• Collected data:

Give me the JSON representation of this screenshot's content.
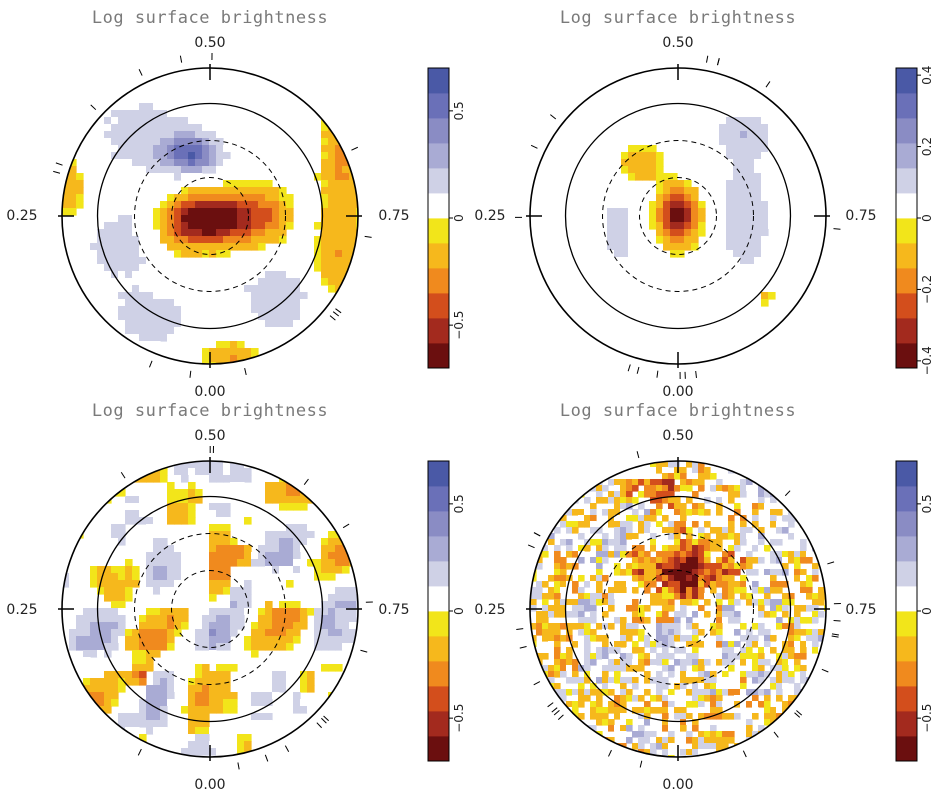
{
  "colors": {
    "scale": [
      "#6b0f0f",
      "#a32a1e",
      "#d34e1c",
      "#f08a1e",
      "#f6b81c",
      "#f2e51a",
      "#ffffff",
      "#cfd1e6",
      "#a9abd4",
      "#8a8cc4",
      "#6a70b8",
      "#4a59a6"
    ],
    "axis": "#000000"
  },
  "panels": [
    {
      "title": "Log surface brightness",
      "labels": {
        "top": "0.50",
        "left": "0.25",
        "right": "0.75",
        "bottom": "0.00"
      },
      "colorbar": {
        "ticks": [
          "0.5",
          "0",
          "−0.5"
        ],
        "tick_values": [
          0.5,
          0,
          -0.5
        ],
        "range": [
          -0.7,
          0.7
        ]
      },
      "pattern": "central-dark"
    },
    {
      "title": "Log surface brightness",
      "labels": {
        "top": "0.50",
        "left": "0.25",
        "right": "0.75",
        "bottom": "0.00"
      },
      "colorbar": {
        "ticks": [
          "0.4",
          "0.2",
          "0",
          "−0.2",
          "−0.4"
        ],
        "tick_values": [
          0.4,
          0.2,
          0,
          -0.2,
          -0.4
        ],
        "range": [
          -0.42,
          0.42
        ]
      },
      "pattern": "central-spot"
    },
    {
      "title": "Log surface brightness",
      "labels": {
        "top": "0.50",
        "left": "0.25",
        "right": "0.75",
        "bottom": "0.00"
      },
      "colorbar": {
        "ticks": [
          "0.5",
          "0",
          "−0.5"
        ],
        "tick_values": [
          0.5,
          0,
          -0.5
        ],
        "range": [
          -0.7,
          0.7
        ]
      },
      "pattern": "patchy"
    },
    {
      "title": "Log surface brightness",
      "labels": {
        "top": "0.50",
        "left": "0.25",
        "right": "0.75",
        "bottom": "0.00"
      },
      "colorbar": {
        "ticks": [
          "0.5",
          "0",
          "−0.5"
        ],
        "tick_values": [
          0.5,
          0,
          -0.5
        ],
        "range": [
          -0.7,
          0.7
        ]
      },
      "pattern": "noisy"
    }
  ],
  "chart_data": {
    "type": "heatmap",
    "projection": "polar",
    "colorbar_levels": 12,
    "panels": 4
  }
}
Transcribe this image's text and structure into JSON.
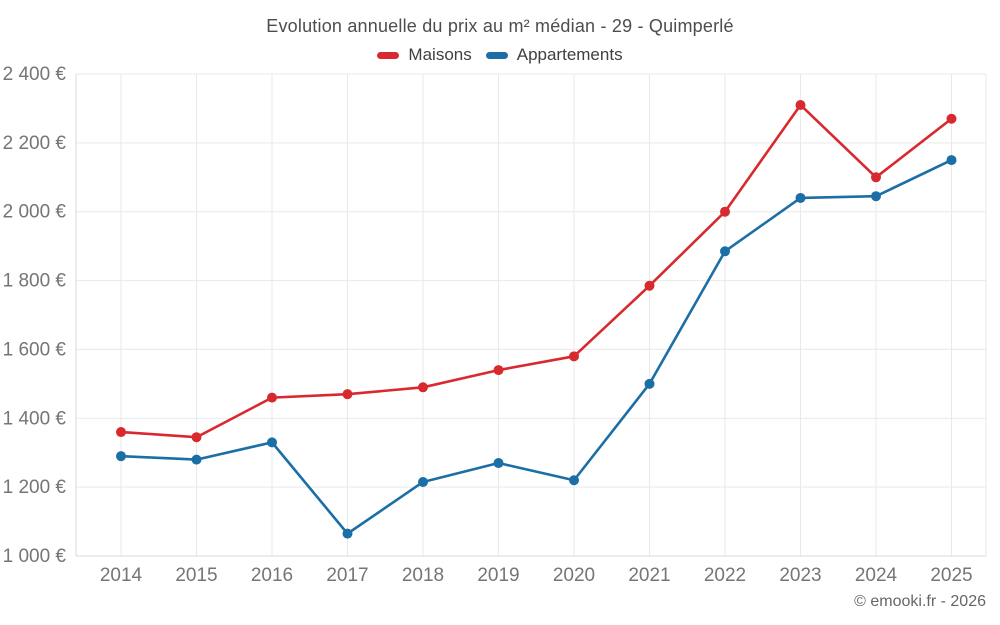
{
  "title": "Evolution annuelle du prix au m² médian - 29 - Quimperlé",
  "footer": "© emooki.fr - 2026",
  "chart_data": {
    "type": "line",
    "title": "Evolution annuelle du prix au m² médian - 29 - Quimperlé",
    "x": [
      "2014",
      "2015",
      "2016",
      "2017",
      "2018",
      "2019",
      "2020",
      "2021",
      "2022",
      "2023",
      "2024",
      "2025"
    ],
    "series": [
      {
        "name": "Maisons",
        "color": "#d8292f",
        "values": [
          1360,
          1345,
          1460,
          1470,
          1490,
          1540,
          1580,
          1785,
          2000,
          2310,
          2100,
          2270
        ]
      },
      {
        "name": "Appartements",
        "color": "#1c6ea6",
        "values": [
          1290,
          1280,
          1330,
          1065,
          1215,
          1270,
          1220,
          1500,
          1885,
          2040,
          2045,
          2150
        ]
      }
    ],
    "xlabel": "",
    "ylabel": "",
    "ylim": [
      1000,
      2400
    ],
    "ytick_step": 200,
    "ytick_suffix": "€",
    "grid": true,
    "legend_position": "top",
    "colors": {
      "grid": "#e9e9e9",
      "axis": "#d9d9d9",
      "tick_label": "#757575",
      "title": "#4d4d4d",
      "legend_label": "#3f3f3f",
      "footer": "#666666"
    }
  }
}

• WHAT NEEDS TO BE DONE:
Copy every entry exactly as written. Pictures are excluded.

• CORRECT OUTPUT:
Give me the JSON representation of this screenshot's content.
{
  "colors": {
    "scale": [
      "#6b0f0f",
      "#a32a1e",
      "#d34e1c",
      "#f08a1e",
      "#f6b81c",
      "#f2e51a",
      "#ffffff",
      "#cfd1e6",
      "#a9abd4",
      "#8a8cc4",
      "#6a70b8",
      "#4a59a6"
    ],
    "axis": "#000000"
  },
  "panels": [
    {
      "title": "Log surface brightness",
      "labels": {
        "top": "0.50",
        "left": "0.25",
        "right": "0.75",
        "bottom": "0.00"
      },
      "colorbar": {
        "ticks": [
          "0.5",
          "0",
          "−0.5"
        ],
        "tick_values": [
          0.5,
          0,
          -0.5
        ],
        "range": [
          -0.7,
          0.7
        ]
      },
      "pattern": "central-dark"
    },
    {
      "title": "Log surface brightness",
      "labels": {
        "top": "0.50",
        "left": "0.25",
        "right": "0.75",
        "bottom": "0.00"
      },
      "colorbar": {
        "ticks": [
          "0.4",
          "0.2",
          "0",
          "−0.2",
          "−0.4"
        ],
        "tick_values": [
          0.4,
          0.2,
          0,
          -0.2,
          -0.4
        ],
        "range": [
          -0.42,
          0.42
        ]
      },
      "pattern": "central-spot"
    },
    {
      "title": "Log surface brightness",
      "labels": {
        "top": "0.50",
        "left": "0.25",
        "right": "0.75",
        "bottom": "0.00"
      },
      "colorbar": {
        "ticks": [
          "0.5",
          "0",
          "−0.5"
        ],
        "tick_values": [
          0.5,
          0,
          -0.5
        ],
        "range": [
          -0.7,
          0.7
        ]
      },
      "pattern": "patchy"
    },
    {
      "title": "Log surface brightness",
      "labels": {
        "top": "0.50",
        "left": "0.25",
        "right": "0.75",
        "bottom": "0.00"
      },
      "colorbar": {
        "ticks": [
          "0.5",
          "0",
          "−0.5"
        ],
        "tick_values": [
          0.5,
          0,
          -0.5
        ],
        "range": [
          -0.7,
          0.7
        ]
      },
      "pattern": "noisy"
    }
  ],
  "chart_data": {
    "type": "heatmap",
    "projection": "polar",
    "colorbar_levels": 12,
    "panels": 4
  }
}
Transcribe this image's text and structure into JSON.
{
  "title": "Evolution annuelle du prix au m² médian - 29 - Quimperlé",
  "footer": "© emooki.fr - 2026",
  "chart_data": {
    "type": "line",
    "title": "Evolution annuelle du prix au m² médian - 29 - Quimperlé",
    "x": [
      "2014",
      "2015",
      "2016",
      "2017",
      "2018",
      "2019",
      "2020",
      "2021",
      "2022",
      "2023",
      "2024",
      "2025"
    ],
    "series": [
      {
        "name": "Maisons",
        "color": "#d8292f",
        "values": [
          1360,
          1345,
          1460,
          1470,
          1490,
          1540,
          1580,
          1785,
          2000,
          2310,
          2100,
          2270
        ]
      },
      {
        "name": "Appartements",
        "color": "#1c6ea6",
        "values": [
          1290,
          1280,
          1330,
          1065,
          1215,
          1270,
          1220,
          1500,
          1885,
          2040,
          2045,
          2150
        ]
      }
    ],
    "xlabel": "",
    "ylabel": "",
    "ylim": [
      1000,
      2400
    ],
    "ytick_step": 200,
    "ytick_suffix": "€",
    "grid": true,
    "legend_position": "top",
    "colors": {
      "grid": "#e9e9e9",
      "axis": "#d9d9d9",
      "tick_label": "#757575",
      "title": "#4d4d4d",
      "legend_label": "#3f3f3f",
      "footer": "#666666"
    }
  }
}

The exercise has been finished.